Objective>
Go through the data below and copy it exactly, skipping every picture.

(A run of records)
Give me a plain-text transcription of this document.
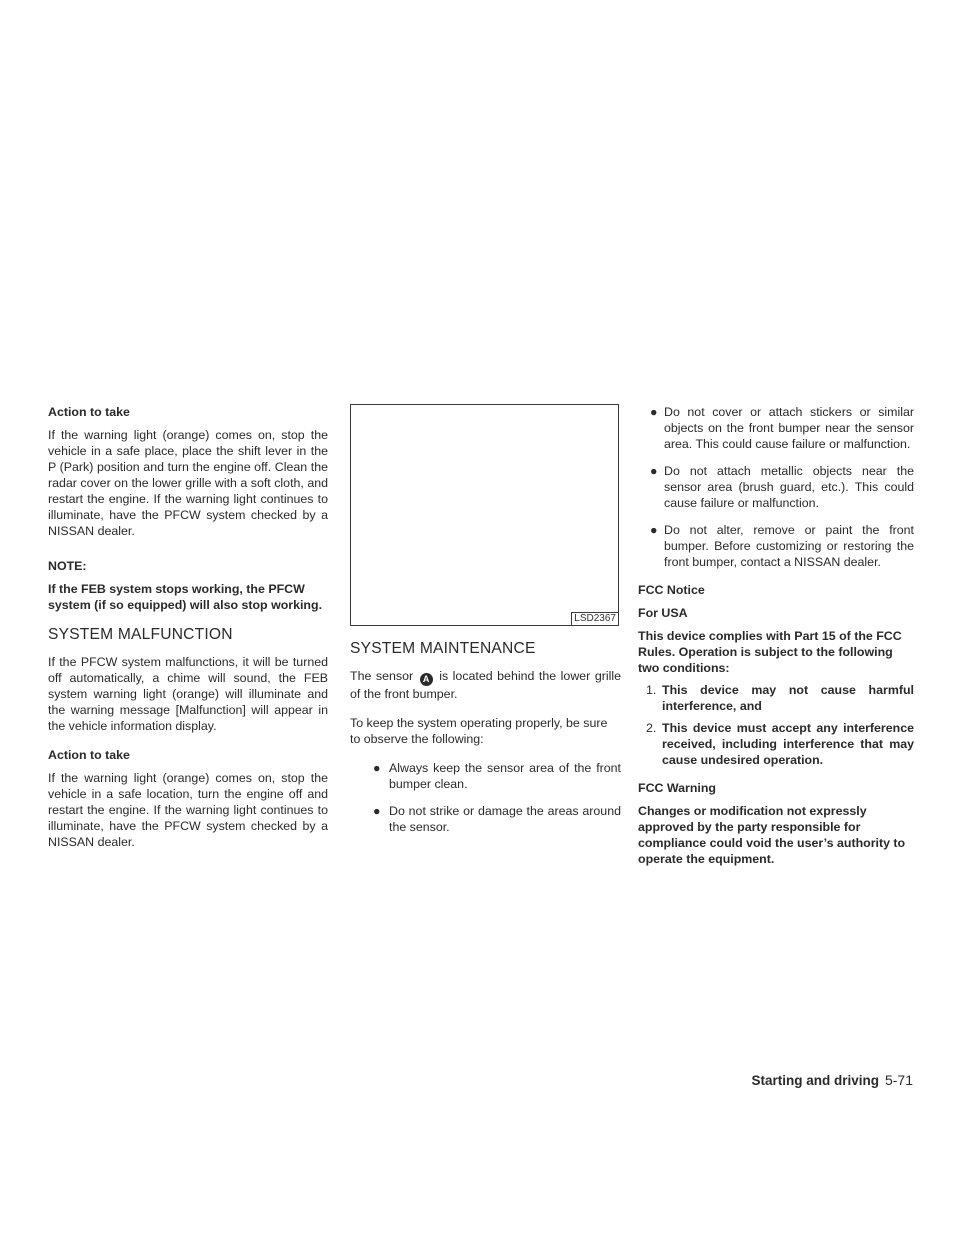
Action to take

If the warning light (orange) comes on, stop the vehicle in a safe place, place the shift lever in the P (Park) position and turn the engine off. Clean the radar cover on the lower grille with a soft cloth, and restart the engine. If the warning light continues to illuminate, have the PFCW system checked by a NISSAN dealer.

NOTE:

If the FEB system stops working, the PFCW system (if so equipped) will also stop working.

SYSTEM MALFUNCTION

If the PFCW system malfunctions, it will be turned off automatically, a chime will sound, the FEB system warning light (orange) will illuminate and the warning message [Malfunction] will appear in the vehicle information display.

Action to take

If the warning light (orange) comes on, stop the vehicle in a safe location, turn the engine off and restart the engine. If the warning light continues to illuminate, have the PFCW system checked by a NISSAN dealer.

LSD2367
SYSTEM MAINTENANCE

The sensor A is located behind the lower grille of the front bumper.

To keep the system operating properly, be sure to observe the following:

● Always keep the sensor area of the front bumper clean.
● Do not strike or damage the areas around the sensor.
● Do not cover or attach stickers or similar objects on the front bumper near the sensor area. This could cause failure or malfunction.
● Do not attach metallic objects near the sensor area (brush guard, etc.). This could cause failure or malfunction.
● Do not alter, remove or paint the front bumper. Before customizing or restoring the front bumper, contact a NISSAN dealer.

FCC Notice

For USA

This device complies with Part 15 of the FCC Rules. Operation is subject to the following two conditions:

1. This device may not cause harmful interference, and
2. This device must accept any interference received, including interference that may cause undesired operation.

FCC Warning

Changes or modification not expressly approved by the party responsible for compliance could void the user’s authority to operate the equipment.

Starting and driving 5-71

Answer to the task>
Give me a plain-text transcription of this document.
Action to take

If the warning light (orange) comes on, stop the vehicle in a safe place, place the shift lever in the P (Park) position and turn the engine off. Clean the radar cover on the lower grille with a soft cloth, and restart the engine. If the warning light continues to illuminate, have the PFCW system checked by a NISSAN dealer.

NOTE:

If the FEB system stops working, the PFCW system (if so equipped) will also stop working.

SYSTEM MALFUNCTION

If the PFCW system malfunctions, it will be turned off automatically, a chime will sound, the FEB system warning light (orange) will illuminate and the warning message [Malfunction] will appear in the vehicle information display.

Action to take

If the warning light (orange) comes on, stop the vehicle in a safe location, turn the engine off and restart the engine. If the warning light continues to illuminate, have the PFCW system checked by a NISSAN dealer.

LSD2367
SYSTEM MAINTENANCE

The sensor A is located behind the lower grille of the front bumper.

To keep the system operating properly, be sure to observe the following:

● Always keep the sensor area of the front bumper clean.
● Do not strike or damage the areas around the sensor.
● Do not cover or attach stickers or similar objects on the front bumper near the sensor area. This could cause failure or malfunction.
● Do not attach metallic objects near the sensor area (brush guard, etc.). This could cause failure or malfunction.
● Do not alter, remove or paint the front bumper. Before customizing or restoring the front bumper, contact a NISSAN dealer.

FCC Notice

For USA

This device complies with Part 15 of the FCC Rules. Operation is subject to the following two conditions:

1. This device may not cause harmful interference, and
2. This device must accept any interference received, including interference that may cause undesired operation.

FCC Warning

Changes or modification not expressly approved by the party responsible for compliance could void the user’s authority to operate the equipment.

Starting and driving 5-71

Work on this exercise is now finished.